Dataset entries:
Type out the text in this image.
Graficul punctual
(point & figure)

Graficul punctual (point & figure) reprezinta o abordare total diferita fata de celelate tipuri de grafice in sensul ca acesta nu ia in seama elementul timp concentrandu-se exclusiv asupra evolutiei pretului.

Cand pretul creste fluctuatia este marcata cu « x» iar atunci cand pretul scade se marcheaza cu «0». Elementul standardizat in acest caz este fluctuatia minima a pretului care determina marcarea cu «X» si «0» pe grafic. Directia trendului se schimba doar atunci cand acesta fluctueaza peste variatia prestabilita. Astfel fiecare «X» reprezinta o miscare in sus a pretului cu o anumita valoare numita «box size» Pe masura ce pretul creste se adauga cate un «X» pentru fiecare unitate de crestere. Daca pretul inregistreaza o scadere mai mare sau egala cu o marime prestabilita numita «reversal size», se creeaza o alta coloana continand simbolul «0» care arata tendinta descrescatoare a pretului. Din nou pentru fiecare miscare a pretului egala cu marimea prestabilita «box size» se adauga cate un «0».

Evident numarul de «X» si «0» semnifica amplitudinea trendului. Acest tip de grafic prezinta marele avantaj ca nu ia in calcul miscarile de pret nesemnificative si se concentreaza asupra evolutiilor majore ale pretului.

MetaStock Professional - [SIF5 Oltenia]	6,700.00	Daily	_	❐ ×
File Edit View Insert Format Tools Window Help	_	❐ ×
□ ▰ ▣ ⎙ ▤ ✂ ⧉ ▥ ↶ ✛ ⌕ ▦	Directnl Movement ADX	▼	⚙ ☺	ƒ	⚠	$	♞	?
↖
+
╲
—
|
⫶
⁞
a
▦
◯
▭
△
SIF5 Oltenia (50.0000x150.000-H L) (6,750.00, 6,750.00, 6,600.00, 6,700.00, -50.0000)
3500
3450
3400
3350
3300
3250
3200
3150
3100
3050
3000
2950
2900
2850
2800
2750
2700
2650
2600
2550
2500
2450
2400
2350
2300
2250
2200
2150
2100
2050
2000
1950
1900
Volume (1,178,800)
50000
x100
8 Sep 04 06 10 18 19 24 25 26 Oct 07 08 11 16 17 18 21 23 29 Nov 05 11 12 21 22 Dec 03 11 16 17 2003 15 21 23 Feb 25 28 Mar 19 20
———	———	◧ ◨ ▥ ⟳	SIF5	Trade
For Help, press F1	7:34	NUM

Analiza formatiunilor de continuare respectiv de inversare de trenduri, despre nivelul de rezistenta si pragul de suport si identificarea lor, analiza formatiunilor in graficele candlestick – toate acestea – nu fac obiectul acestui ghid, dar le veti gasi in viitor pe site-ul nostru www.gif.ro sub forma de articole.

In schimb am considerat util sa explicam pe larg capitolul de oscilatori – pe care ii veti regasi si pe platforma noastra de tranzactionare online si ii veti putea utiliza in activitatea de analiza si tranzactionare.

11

Problem to solve:
Without leaving anything out, quote all the data.

Result:
Type out the text in this image.
Graficul punctual
(point & figure)

Graficul punctual (point & figure) reprezinta o abordare total diferita fata de celelate tipuri de grafice in sensul ca acesta nu ia in seama elementul timp concentrandu-se exclusiv asupra evolutiei pretului.

Cand pretul creste fluctuatia este marcata cu « x» iar atunci cand pretul scade se marcheaza cu «0». Elementul standardizat in acest caz este fluctuatia minima a pretului care determina marcarea cu «X» si «0» pe grafic. Directia trendului se schimba doar atunci cand acesta fluctueaza peste variatia prestabilita. Astfel fiecare «X» reprezinta o miscare in sus a pretului cu o anumita valoare numita «box size» Pe masura ce pretul creste se adauga cate un «X» pentru fiecare unitate de crestere. Daca pretul inregistreaza o scadere mai mare sau egala cu o marime prestabilita numita «reversal size», se creeaza o alta coloana continand simbolul «0» care arata tendinta descrescatoare a pretului. Din nou pentru fiecare miscare a pretului egala cu marimea prestabilita «box size» se adauga cate un «0».

Evident numarul de «X» si «0» semnifica amplitudinea trendului. Acest tip de grafic prezinta marele avantaj ca nu ia in calcul miscarile de pret nesemnificative si se concentreaza asupra evolutiilor majore ale pretului.

MetaStock Professional - [SIF5 Oltenia]	6,700.00	Daily	_	❐ ×
File Edit View Insert Format Tools Window Help	_	❐ ×
□ ▰ ▣ ⎙ ▤ ✂ ⧉ ▥ ↶ ✛ ⌕ ▦	Directnl Movement ADX	▼	⚙ ☺	ƒ	⚠	$	♞	?
↖
+
╲
—
|
⫶
⁞
a
▦
◯
▭
△
SIF5 Oltenia (50.0000x150.000-H L) (6,750.00, 6,750.00, 6,600.00, 6,700.00, -50.0000)
3500
3450
3400
3350
3300
3250
3200
3150
3100
3050
3000
2950
2900
2850
2800
2750
2700
2650
2600
2550
2500
2450
2400
2350
2300
2250
2200
2150
2100
2050
2000
1950
1900
Volume (1,178,800)
50000
x100
8 Sep 04 06 10 18 19 24 25 26 Oct 07 08 11 16 17 18 21 23 29 Nov 05 11 12 21 22 Dec 03 11 16 17 2003 15 21 23 Feb 25 28 Mar 19 20
———	———	◧ ◨ ▥ ⟳	SIF5	Trade
For Help, press F1	7:34	NUM

Analiza formatiunilor de continuare respectiv de inversare de trenduri, despre nivelul de rezistenta si pragul de suport si identificarea lor, analiza formatiunilor in graficele candlestick – toate acestea – nu fac obiectul acestui ghid, dar le veti gasi in viitor pe site-ul nostru www.gif.ro sub forma de articole.

In schimb am considerat util sa explicam pe larg capitolul de oscilatori – pe care ii veti regasi si pe platforma noastra de tranzactionare online si ii veti putea utiliza in activitatea de analiza si tranzactionare.

11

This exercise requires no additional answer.